Dataset excerpt:
>> START

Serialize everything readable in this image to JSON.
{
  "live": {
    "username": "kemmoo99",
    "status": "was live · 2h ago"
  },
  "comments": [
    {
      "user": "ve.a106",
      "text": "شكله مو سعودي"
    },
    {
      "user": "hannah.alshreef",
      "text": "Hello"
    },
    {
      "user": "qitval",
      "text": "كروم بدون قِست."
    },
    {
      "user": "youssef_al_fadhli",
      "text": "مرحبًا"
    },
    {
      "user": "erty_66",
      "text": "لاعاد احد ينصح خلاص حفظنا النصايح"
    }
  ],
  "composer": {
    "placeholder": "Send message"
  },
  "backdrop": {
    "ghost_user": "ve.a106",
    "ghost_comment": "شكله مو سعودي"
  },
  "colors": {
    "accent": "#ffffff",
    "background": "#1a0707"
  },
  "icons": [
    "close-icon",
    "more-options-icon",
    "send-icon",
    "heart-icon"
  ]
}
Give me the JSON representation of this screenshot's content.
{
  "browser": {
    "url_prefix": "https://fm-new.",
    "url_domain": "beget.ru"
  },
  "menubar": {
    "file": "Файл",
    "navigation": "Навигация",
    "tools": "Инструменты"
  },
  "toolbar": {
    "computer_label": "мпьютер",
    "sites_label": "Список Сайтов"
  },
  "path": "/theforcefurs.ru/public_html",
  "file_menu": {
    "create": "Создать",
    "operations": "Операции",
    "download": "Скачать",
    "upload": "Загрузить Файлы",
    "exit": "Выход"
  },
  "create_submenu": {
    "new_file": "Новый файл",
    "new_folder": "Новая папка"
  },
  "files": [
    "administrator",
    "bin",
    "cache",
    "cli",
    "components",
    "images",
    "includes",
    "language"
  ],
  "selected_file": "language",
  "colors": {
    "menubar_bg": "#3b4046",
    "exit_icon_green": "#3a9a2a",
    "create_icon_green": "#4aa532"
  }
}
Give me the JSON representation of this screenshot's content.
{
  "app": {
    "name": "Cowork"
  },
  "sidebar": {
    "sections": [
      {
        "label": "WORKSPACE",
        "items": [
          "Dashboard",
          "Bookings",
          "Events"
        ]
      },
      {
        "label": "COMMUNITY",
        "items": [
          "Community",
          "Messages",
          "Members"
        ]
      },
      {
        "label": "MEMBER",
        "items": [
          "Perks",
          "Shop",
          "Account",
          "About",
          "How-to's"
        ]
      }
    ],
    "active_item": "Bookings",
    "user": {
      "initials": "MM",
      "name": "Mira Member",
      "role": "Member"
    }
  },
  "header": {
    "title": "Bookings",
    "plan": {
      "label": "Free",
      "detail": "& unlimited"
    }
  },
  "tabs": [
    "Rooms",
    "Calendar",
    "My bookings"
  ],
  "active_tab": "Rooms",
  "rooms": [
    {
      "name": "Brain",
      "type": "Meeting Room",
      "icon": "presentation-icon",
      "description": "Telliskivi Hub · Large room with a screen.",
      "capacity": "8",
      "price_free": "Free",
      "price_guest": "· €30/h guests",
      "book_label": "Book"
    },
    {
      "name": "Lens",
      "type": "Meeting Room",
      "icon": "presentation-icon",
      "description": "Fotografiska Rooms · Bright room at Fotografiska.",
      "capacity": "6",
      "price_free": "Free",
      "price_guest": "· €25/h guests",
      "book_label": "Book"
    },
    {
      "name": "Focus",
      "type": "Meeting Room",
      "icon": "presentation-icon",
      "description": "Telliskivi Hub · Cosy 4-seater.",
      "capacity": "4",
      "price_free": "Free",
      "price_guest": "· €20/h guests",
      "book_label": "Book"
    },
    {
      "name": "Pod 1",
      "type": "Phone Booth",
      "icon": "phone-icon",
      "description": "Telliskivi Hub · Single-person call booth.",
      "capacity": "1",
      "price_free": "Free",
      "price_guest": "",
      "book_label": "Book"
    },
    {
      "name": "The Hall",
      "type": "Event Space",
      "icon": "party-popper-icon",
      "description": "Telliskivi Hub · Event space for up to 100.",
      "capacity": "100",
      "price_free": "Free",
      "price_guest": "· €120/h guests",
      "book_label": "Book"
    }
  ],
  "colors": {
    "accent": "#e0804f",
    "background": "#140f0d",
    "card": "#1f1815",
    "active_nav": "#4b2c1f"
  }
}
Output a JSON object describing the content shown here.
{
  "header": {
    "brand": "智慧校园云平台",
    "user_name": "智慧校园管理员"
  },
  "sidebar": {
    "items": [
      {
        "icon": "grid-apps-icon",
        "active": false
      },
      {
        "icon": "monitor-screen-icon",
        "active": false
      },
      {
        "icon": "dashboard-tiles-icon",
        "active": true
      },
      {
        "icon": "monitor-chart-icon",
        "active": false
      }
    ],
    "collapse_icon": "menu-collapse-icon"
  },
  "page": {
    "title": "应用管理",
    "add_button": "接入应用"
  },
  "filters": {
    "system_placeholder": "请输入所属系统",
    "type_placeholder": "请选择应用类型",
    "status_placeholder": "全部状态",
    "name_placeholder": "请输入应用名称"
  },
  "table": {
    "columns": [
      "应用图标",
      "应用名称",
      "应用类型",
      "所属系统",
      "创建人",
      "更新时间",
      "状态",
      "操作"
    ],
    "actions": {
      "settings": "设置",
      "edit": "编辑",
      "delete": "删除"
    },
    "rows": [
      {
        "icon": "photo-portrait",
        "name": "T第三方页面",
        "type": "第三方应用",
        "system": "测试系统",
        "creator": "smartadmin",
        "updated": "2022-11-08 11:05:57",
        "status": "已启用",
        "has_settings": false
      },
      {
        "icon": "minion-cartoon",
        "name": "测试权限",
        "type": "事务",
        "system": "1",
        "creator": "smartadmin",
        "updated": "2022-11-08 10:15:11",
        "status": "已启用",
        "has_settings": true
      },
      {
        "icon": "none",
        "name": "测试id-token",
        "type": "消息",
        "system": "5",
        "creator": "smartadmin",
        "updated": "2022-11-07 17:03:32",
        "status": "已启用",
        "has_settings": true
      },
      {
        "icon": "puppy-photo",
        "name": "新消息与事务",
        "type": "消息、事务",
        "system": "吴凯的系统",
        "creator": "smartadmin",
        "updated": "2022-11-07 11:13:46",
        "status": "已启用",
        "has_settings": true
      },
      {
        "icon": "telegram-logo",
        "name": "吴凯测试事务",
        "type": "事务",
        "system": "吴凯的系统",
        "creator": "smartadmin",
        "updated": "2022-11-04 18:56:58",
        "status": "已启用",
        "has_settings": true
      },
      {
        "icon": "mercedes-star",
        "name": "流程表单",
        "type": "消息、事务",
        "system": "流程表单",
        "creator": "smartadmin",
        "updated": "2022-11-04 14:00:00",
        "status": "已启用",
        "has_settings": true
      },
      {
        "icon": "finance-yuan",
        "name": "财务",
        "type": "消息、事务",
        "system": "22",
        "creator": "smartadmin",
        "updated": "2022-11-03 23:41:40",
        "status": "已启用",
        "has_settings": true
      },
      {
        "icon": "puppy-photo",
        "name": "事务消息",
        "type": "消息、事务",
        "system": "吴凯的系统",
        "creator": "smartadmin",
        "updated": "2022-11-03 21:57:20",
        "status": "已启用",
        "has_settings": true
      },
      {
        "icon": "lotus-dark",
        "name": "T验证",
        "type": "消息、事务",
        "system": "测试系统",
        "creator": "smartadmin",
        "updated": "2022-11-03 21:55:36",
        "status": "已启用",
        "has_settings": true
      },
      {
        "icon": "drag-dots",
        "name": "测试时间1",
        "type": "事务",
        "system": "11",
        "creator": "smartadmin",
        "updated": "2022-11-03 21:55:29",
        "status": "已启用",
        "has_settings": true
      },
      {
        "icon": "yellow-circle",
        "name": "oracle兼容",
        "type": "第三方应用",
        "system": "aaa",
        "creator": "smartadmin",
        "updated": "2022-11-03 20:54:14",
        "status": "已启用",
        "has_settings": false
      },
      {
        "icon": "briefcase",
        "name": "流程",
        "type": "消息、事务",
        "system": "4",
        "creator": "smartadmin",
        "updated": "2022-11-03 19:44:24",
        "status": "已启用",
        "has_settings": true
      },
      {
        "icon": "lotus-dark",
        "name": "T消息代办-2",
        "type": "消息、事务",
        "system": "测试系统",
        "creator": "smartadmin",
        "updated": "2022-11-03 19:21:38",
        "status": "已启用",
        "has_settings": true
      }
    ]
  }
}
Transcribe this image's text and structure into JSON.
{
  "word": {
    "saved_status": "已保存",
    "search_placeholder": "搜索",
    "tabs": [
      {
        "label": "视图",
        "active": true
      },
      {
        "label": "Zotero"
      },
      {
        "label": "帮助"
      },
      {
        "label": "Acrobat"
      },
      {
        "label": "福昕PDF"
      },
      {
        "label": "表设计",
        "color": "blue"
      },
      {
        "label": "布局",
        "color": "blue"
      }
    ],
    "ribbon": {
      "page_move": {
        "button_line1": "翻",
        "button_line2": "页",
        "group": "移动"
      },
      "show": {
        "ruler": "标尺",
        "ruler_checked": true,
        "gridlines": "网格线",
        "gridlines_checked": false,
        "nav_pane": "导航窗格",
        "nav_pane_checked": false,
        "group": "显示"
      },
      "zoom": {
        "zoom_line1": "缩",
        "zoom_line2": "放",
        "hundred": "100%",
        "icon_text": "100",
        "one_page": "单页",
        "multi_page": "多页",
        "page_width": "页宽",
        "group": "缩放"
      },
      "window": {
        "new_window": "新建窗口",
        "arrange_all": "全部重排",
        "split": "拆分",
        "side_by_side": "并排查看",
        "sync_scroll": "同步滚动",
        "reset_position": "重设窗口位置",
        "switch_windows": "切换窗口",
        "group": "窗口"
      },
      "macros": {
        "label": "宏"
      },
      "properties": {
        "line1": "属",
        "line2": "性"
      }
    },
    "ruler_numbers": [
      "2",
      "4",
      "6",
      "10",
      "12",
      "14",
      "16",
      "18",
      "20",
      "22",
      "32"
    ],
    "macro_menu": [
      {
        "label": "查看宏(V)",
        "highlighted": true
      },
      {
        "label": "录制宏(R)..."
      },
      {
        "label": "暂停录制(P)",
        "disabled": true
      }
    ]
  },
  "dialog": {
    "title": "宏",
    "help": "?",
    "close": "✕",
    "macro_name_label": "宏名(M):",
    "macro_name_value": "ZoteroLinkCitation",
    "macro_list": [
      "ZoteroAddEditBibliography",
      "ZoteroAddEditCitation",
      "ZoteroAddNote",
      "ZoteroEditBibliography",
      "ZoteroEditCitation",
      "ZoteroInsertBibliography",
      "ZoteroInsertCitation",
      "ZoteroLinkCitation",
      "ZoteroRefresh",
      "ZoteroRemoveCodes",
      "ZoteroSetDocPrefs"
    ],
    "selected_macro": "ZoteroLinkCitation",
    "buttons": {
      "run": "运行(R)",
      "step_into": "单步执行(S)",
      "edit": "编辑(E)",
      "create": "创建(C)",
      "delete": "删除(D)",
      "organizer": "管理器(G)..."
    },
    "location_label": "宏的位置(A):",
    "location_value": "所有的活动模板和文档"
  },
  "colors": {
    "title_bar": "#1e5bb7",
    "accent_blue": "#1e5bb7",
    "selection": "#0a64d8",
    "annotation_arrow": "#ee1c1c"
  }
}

>> END

▶ [AIM OF THE EXERCISE] Every line of the listing that holds "شكله" should be found and copied.

▶ [RIGHT ANSWER]
      "text": "شكله مو سعودي"
    "ghost_comment": "شكله مو سعودي"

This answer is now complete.